--- start SUPPLIED DATA ---

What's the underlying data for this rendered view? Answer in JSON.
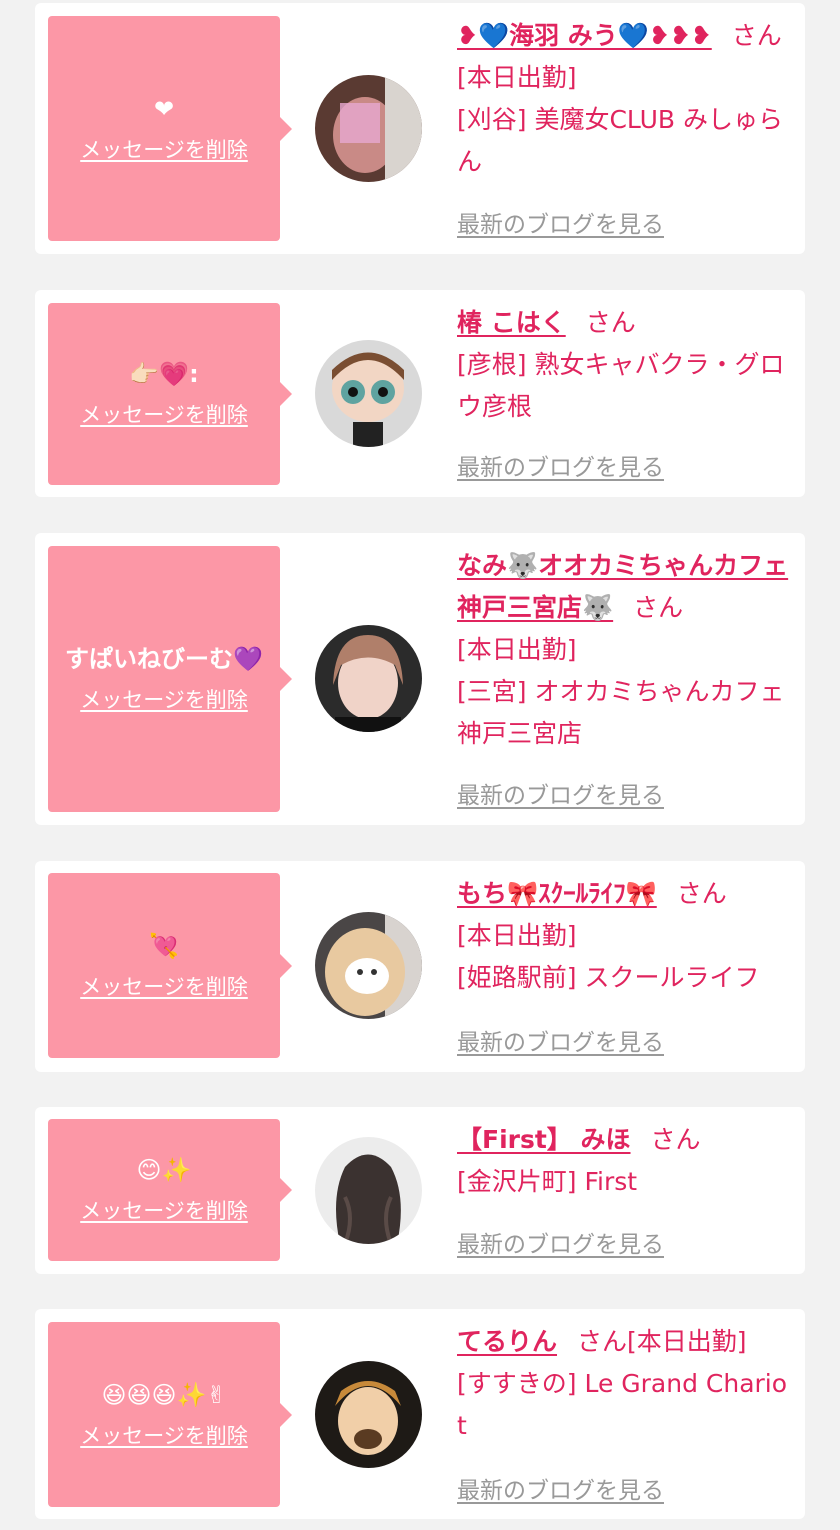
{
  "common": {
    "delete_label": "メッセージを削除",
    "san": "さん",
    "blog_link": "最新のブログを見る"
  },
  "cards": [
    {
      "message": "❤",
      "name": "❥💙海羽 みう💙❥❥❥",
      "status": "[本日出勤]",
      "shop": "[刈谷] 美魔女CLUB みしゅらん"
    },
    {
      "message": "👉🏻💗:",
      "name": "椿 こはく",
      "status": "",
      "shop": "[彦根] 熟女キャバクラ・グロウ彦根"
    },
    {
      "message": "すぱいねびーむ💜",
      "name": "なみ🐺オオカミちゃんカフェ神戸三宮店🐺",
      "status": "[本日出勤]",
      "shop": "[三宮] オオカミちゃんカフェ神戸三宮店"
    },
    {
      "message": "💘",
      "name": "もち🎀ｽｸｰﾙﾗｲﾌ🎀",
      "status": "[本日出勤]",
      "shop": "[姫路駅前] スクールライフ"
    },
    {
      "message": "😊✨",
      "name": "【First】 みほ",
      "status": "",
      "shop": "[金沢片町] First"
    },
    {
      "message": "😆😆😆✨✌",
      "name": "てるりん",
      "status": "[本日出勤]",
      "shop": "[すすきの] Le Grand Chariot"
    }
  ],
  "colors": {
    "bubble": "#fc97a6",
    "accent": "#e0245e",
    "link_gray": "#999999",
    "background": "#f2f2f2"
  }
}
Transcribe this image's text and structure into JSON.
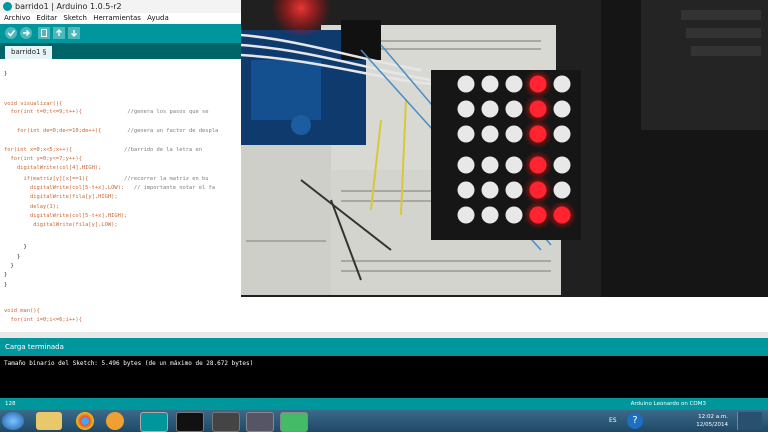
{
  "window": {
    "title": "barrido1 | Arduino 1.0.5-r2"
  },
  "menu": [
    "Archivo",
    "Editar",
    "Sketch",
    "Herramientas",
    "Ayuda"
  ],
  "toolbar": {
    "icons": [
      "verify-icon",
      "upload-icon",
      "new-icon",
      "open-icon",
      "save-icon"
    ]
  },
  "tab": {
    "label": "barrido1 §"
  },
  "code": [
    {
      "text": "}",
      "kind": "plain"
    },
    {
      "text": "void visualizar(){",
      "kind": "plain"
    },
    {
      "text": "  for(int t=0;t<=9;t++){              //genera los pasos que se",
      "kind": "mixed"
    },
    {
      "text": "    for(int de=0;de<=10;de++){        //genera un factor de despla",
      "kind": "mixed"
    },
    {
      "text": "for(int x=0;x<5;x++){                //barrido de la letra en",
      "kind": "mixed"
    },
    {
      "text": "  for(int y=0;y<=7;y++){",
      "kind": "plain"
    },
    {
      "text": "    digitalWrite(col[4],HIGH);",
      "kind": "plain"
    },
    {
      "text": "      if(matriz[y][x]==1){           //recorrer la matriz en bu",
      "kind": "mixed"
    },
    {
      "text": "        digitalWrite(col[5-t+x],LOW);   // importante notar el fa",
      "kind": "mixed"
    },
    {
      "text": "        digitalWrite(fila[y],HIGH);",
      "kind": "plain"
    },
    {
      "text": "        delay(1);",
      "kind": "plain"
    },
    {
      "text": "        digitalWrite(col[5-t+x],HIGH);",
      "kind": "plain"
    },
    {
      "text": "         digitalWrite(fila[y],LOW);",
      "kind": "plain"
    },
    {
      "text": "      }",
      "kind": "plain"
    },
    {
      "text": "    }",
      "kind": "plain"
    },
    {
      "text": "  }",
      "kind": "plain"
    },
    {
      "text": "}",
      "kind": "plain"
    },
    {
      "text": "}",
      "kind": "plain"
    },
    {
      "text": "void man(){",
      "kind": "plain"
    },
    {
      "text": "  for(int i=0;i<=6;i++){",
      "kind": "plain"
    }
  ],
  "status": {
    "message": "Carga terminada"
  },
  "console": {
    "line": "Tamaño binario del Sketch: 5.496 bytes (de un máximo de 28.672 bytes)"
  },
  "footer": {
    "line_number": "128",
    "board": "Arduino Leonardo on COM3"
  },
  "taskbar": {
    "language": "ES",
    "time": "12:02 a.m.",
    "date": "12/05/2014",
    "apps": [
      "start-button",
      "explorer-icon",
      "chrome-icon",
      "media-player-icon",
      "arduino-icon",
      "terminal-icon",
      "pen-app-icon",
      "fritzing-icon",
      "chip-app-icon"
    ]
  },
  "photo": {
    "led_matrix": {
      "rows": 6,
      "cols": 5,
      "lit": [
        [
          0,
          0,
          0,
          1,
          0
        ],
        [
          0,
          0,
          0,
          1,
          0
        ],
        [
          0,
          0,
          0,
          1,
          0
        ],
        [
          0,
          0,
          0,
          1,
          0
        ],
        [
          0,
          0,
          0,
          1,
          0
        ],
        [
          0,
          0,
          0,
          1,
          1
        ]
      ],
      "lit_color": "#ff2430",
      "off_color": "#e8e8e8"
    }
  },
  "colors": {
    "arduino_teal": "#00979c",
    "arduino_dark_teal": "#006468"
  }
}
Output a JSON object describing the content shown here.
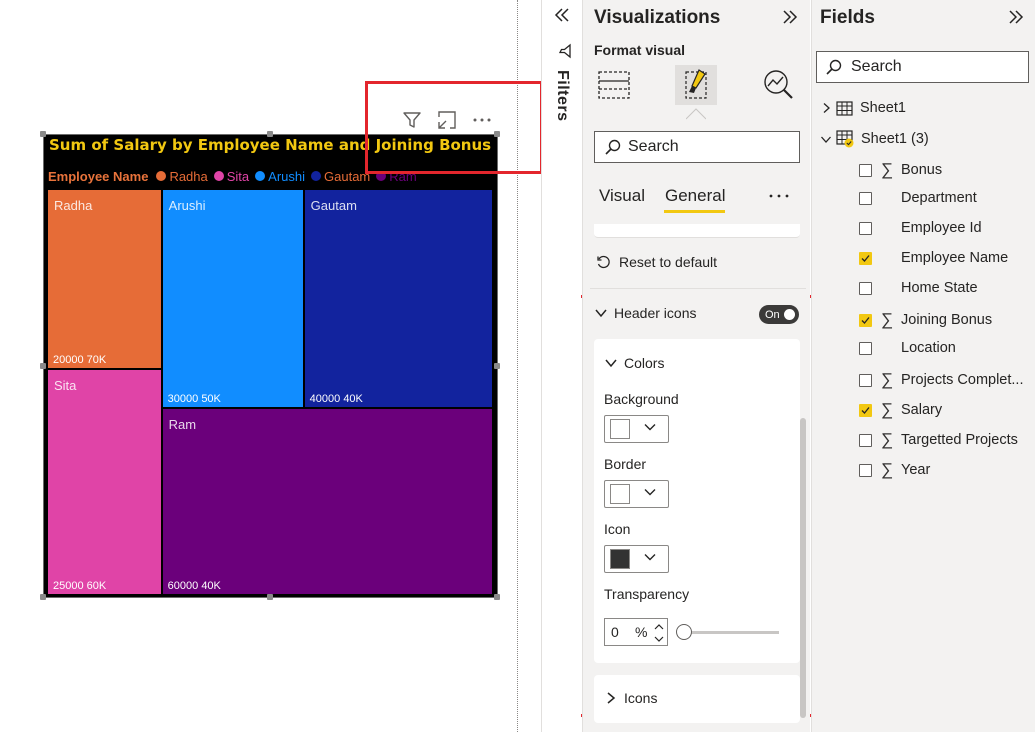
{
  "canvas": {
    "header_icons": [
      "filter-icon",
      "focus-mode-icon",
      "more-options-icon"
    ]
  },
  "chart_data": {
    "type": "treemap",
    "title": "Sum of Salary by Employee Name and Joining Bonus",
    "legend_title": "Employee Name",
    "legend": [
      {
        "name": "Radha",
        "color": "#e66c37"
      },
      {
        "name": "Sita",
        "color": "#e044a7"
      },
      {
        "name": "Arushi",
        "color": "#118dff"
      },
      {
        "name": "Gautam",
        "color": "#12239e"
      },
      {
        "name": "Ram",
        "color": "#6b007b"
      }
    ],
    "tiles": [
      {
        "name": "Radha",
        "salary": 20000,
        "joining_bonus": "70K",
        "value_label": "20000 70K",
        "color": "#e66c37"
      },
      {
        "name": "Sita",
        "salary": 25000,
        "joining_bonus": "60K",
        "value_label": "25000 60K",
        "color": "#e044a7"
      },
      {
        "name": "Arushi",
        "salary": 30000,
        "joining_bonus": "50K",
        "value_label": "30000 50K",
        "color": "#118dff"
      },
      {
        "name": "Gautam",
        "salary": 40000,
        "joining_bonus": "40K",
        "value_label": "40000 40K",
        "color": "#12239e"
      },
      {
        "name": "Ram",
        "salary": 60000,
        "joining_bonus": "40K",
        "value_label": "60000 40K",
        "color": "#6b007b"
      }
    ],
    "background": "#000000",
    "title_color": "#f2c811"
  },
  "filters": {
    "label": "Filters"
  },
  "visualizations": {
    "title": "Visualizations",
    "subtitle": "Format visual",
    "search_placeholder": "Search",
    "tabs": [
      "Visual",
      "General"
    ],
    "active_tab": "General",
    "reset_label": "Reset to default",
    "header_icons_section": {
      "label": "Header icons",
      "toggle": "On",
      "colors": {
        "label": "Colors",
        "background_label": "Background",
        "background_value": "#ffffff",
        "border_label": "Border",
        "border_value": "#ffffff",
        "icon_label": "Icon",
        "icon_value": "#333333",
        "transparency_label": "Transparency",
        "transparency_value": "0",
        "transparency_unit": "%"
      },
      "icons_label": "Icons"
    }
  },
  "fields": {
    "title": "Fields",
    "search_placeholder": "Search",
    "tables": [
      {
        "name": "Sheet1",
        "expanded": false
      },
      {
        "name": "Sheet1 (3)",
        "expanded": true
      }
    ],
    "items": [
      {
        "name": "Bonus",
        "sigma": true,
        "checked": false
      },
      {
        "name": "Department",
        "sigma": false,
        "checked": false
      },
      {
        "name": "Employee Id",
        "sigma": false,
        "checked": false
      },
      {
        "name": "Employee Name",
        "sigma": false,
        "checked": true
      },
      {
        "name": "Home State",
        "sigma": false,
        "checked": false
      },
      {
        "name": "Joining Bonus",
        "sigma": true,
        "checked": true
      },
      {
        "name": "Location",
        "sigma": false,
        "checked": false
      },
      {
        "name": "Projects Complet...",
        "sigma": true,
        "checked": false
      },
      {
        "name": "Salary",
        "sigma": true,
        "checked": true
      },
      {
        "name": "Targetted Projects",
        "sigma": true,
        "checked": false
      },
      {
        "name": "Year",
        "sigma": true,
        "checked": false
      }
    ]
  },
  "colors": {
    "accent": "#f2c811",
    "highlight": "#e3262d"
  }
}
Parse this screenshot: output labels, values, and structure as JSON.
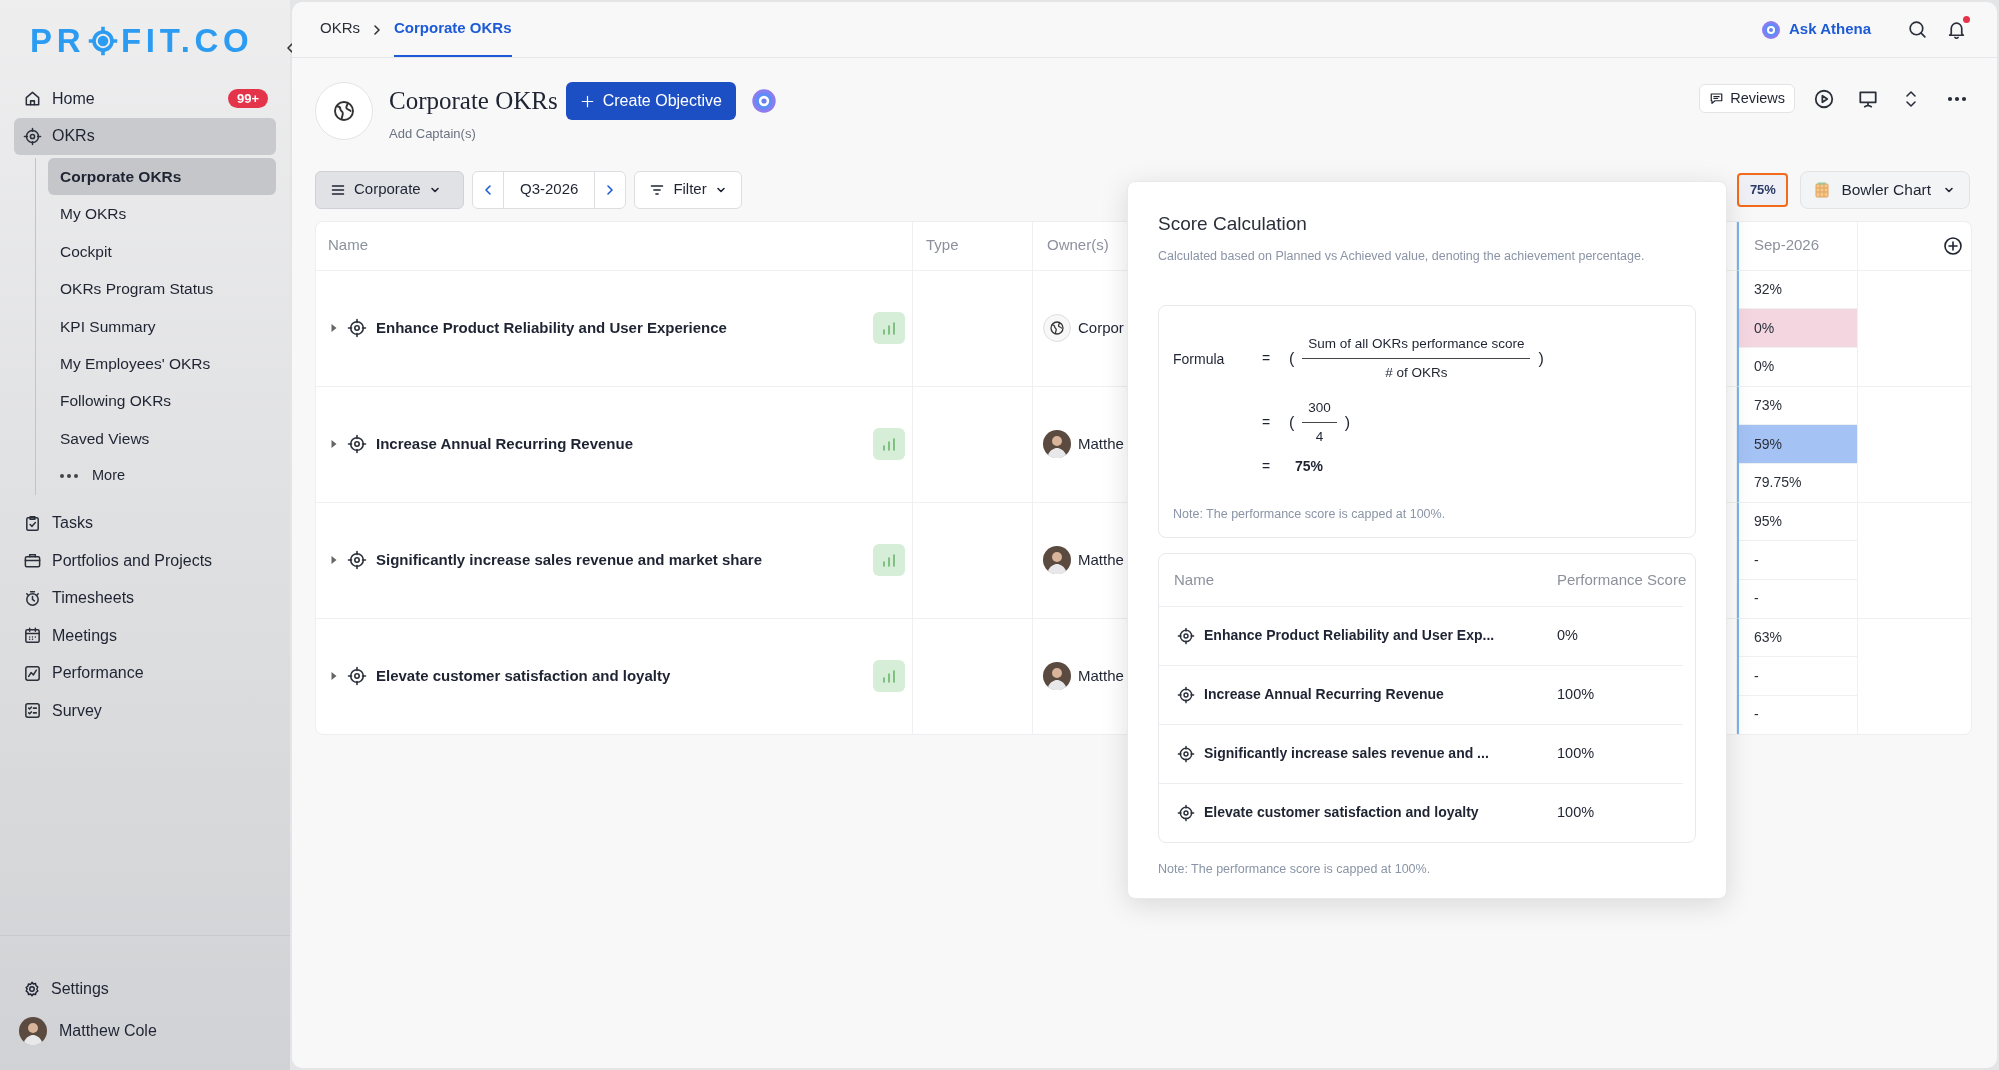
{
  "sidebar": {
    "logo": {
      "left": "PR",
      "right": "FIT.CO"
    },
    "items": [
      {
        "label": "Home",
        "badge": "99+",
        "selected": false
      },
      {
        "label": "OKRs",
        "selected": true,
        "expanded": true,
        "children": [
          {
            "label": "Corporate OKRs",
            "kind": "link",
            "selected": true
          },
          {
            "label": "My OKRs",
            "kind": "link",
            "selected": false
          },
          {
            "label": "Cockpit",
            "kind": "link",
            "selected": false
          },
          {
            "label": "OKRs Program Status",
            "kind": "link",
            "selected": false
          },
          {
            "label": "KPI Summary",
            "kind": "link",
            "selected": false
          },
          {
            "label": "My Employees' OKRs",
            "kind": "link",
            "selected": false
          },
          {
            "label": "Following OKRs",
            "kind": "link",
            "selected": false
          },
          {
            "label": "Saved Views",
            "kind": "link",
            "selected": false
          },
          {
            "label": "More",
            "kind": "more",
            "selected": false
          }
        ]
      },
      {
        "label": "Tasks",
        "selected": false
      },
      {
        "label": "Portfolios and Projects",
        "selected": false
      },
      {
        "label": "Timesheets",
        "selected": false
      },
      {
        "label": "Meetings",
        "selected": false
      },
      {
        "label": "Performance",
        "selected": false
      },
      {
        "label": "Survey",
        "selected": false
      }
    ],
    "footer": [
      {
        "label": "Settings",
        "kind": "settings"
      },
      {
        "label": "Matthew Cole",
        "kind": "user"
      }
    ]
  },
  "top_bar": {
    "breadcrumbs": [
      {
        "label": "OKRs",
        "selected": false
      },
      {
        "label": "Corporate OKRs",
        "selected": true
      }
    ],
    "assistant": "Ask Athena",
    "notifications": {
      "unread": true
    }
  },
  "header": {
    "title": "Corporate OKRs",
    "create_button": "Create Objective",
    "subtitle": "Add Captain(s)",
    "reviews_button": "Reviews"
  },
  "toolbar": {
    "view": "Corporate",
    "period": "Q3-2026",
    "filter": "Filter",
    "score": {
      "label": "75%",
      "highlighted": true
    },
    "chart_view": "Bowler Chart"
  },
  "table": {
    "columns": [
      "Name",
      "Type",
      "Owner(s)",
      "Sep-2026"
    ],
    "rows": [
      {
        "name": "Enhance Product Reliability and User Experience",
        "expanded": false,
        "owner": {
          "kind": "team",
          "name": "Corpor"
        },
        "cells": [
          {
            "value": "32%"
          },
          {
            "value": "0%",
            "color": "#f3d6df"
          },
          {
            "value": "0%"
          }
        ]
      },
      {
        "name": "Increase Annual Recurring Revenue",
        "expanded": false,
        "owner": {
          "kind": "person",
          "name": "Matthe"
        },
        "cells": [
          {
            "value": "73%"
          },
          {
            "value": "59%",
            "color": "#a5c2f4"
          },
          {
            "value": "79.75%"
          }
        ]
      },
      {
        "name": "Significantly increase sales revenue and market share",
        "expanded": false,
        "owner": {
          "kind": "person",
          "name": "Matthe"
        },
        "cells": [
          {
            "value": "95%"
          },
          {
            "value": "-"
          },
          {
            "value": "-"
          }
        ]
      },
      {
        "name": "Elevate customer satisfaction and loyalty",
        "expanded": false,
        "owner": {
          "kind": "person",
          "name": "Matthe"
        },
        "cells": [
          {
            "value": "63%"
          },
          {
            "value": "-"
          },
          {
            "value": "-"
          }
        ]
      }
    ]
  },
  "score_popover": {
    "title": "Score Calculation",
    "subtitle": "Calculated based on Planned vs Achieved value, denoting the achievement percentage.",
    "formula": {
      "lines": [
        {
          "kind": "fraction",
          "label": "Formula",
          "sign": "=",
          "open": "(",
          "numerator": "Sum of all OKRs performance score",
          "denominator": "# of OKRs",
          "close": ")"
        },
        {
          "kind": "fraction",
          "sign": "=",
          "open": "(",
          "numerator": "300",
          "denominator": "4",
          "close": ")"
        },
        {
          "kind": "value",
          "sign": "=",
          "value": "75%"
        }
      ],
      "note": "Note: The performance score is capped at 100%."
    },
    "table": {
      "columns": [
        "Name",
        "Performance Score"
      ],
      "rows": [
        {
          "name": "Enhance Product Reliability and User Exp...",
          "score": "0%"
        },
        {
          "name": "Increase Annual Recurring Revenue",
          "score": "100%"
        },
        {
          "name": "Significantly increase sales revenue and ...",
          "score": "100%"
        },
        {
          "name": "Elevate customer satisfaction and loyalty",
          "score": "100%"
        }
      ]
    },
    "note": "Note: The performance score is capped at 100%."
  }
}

--- end SUPPLIED DATA ---

## GIVEN EXERCISE
Show every line of the listing in which the string "JSON" can be found.

## RESPONSE TO THIS TASK
What's the underlying data for this rendered view? Answer in JSON.
Transcribe this image's text and structure into JSON.
Output a JSON object describing the content shown here.
Parse this screenshot: output labels, values, and structure as JSON.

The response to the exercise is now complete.